### Set task
Transcribe all the records with complete accuracy.

### Stored records

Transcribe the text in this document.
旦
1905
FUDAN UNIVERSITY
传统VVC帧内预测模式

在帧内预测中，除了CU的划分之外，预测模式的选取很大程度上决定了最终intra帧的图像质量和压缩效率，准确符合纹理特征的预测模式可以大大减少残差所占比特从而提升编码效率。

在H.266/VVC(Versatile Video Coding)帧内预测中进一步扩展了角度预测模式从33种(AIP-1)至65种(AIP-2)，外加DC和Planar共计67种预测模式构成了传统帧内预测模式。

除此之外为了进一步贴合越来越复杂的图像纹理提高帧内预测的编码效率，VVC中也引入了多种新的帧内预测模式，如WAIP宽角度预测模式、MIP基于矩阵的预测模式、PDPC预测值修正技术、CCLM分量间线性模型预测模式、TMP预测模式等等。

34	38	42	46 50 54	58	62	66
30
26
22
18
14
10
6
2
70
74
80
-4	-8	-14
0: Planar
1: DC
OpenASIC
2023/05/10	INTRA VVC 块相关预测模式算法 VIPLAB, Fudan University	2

### Exercise output
Transcribe the text in this document.
旦
1905
FUDAN UNIVERSITY
传统VVC帧内预测模式

在帧内预测中，除了CU的划分之外，预测模式的选取很大程度上决定了最终intra帧的图像质量和压缩效率，准确符合纹理特征的预测模式可以大大减少残差所占比特从而提升编码效率。

在H.266/VVC(Versatile Video Coding)帧内预测中进一步扩展了角度预测模式从33种(AIP-1)至65种(AIP-2)，外加DC和Planar共计67种预测模式构成了传统帧内预测模式。

除此之外为了进一步贴合越来越复杂的图像纹理提高帧内预测的编码效率，VVC中也引入了多种新的帧内预测模式，如WAIP宽角度预测模式、MIP基于矩阵的预测模式、PDPC预测值修正技术、CCLM分量间线性模型预测模式、TMP预测模式等等。

34	38	42	46 50 54	58	62	66
30
26
22
18
14
10
6
2
70
74
80
-4	-8	-14
0: Planar
1: DC
OpenASIC
2023/05/10	INTRA VVC 块相关预测模式算法 VIPLAB, Fudan University	2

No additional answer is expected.